WHAT TO PRODUCE: How many lines of these entries include the string "ffffff"? State the number alone.

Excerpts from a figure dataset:
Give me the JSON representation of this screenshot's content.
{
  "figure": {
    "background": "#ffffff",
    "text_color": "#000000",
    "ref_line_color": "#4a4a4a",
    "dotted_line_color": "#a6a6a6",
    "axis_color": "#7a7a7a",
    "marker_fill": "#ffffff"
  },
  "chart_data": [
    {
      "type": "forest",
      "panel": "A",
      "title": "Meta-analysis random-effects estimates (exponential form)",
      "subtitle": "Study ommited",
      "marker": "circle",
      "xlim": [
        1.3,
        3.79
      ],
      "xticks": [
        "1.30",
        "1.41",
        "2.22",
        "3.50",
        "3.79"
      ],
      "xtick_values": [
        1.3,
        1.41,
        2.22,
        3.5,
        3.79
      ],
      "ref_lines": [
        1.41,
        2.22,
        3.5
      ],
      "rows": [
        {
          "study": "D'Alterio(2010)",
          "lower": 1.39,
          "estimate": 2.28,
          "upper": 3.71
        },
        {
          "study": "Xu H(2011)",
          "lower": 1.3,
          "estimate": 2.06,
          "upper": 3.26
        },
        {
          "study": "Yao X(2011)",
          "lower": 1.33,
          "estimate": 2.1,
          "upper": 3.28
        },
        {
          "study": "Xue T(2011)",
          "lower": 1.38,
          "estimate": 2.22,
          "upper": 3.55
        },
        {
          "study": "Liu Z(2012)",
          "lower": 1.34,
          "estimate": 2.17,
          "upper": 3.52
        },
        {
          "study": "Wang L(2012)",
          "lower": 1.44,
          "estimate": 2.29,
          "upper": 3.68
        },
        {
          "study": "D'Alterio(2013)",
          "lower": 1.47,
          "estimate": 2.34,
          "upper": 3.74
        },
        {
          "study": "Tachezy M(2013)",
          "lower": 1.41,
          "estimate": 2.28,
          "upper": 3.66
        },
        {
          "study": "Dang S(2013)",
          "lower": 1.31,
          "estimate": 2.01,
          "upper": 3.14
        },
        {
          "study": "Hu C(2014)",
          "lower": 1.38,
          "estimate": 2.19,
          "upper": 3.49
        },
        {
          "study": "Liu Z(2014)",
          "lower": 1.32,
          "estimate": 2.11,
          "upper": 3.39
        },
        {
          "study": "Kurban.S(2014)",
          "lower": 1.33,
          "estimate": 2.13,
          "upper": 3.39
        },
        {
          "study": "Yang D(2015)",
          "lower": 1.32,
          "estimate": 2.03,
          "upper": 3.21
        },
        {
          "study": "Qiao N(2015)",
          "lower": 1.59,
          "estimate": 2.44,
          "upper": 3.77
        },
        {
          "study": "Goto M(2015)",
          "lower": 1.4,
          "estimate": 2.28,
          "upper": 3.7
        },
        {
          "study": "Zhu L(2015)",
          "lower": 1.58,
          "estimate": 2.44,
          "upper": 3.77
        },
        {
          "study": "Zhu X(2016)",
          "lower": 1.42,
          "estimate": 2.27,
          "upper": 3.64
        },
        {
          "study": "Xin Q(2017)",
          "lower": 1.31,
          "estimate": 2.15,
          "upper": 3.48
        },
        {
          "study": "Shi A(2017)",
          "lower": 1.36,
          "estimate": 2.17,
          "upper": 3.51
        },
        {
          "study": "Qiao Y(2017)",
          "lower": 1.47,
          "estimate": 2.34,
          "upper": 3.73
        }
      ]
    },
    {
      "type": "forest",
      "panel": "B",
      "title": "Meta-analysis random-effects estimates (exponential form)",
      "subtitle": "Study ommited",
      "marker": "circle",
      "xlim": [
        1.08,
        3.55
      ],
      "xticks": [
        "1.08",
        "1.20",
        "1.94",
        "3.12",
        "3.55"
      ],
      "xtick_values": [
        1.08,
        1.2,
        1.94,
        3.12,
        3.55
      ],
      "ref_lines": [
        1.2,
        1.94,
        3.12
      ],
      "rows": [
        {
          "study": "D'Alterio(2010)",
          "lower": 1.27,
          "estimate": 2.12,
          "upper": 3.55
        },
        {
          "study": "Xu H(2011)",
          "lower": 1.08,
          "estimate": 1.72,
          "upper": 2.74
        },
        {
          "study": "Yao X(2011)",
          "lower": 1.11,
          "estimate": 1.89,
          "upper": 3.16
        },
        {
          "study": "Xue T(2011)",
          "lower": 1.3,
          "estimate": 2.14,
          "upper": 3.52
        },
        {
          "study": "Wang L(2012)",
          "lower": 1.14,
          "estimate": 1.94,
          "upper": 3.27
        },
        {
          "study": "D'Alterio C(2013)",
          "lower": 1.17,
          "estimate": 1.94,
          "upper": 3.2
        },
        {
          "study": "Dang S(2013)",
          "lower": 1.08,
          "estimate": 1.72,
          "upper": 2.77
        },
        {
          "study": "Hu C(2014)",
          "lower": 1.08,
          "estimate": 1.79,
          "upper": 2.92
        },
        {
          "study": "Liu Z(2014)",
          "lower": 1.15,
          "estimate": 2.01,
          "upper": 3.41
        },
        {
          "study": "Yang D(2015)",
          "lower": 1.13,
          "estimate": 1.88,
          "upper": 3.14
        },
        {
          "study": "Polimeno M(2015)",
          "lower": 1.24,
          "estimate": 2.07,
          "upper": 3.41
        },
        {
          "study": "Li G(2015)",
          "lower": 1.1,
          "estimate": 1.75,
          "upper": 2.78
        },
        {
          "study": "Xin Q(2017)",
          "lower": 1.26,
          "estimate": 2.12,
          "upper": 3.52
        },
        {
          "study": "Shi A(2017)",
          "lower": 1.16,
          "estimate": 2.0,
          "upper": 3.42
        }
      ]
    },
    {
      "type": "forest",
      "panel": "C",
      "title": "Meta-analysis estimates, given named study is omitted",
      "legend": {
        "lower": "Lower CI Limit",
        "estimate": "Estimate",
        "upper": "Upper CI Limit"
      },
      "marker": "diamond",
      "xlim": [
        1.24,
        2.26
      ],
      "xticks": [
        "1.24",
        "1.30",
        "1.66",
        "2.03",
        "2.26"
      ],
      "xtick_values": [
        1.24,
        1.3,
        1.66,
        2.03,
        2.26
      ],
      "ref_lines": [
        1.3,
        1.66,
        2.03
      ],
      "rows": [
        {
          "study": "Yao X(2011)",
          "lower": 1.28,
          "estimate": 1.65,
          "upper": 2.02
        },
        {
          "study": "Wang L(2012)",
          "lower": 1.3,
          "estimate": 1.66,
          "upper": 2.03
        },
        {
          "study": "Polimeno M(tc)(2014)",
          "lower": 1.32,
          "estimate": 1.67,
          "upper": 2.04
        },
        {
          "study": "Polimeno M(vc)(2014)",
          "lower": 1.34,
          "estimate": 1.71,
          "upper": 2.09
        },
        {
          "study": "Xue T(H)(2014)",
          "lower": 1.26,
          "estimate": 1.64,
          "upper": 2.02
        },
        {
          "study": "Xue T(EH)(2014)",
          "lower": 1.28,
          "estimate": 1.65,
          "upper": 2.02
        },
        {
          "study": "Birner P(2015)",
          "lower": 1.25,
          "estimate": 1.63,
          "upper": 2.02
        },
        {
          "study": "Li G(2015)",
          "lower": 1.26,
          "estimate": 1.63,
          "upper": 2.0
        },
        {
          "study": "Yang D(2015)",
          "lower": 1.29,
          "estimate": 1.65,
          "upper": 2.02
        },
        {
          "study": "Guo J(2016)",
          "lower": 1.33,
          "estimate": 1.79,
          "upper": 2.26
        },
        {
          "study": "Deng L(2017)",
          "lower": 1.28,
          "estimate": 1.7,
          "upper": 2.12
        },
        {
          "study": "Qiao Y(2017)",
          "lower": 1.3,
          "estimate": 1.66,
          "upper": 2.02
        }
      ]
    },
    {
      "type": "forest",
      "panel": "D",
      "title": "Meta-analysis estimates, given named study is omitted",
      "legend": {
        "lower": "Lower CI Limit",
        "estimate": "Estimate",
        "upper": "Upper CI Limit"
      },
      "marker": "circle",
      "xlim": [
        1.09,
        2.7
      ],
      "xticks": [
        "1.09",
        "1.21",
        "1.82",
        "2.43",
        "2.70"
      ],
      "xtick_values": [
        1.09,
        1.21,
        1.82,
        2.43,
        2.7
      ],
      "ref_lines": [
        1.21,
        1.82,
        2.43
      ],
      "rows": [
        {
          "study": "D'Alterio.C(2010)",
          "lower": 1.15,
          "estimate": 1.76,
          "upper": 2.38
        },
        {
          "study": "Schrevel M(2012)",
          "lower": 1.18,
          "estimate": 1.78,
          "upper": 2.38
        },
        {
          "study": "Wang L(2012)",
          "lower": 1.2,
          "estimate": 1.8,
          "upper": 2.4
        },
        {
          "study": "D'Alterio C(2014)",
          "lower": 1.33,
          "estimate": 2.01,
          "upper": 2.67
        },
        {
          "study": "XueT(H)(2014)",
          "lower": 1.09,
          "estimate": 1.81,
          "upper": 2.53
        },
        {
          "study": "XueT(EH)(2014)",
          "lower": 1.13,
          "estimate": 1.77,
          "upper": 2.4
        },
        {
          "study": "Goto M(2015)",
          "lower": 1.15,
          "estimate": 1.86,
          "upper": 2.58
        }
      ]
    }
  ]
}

OUTPUT FOR THIS TASK: 2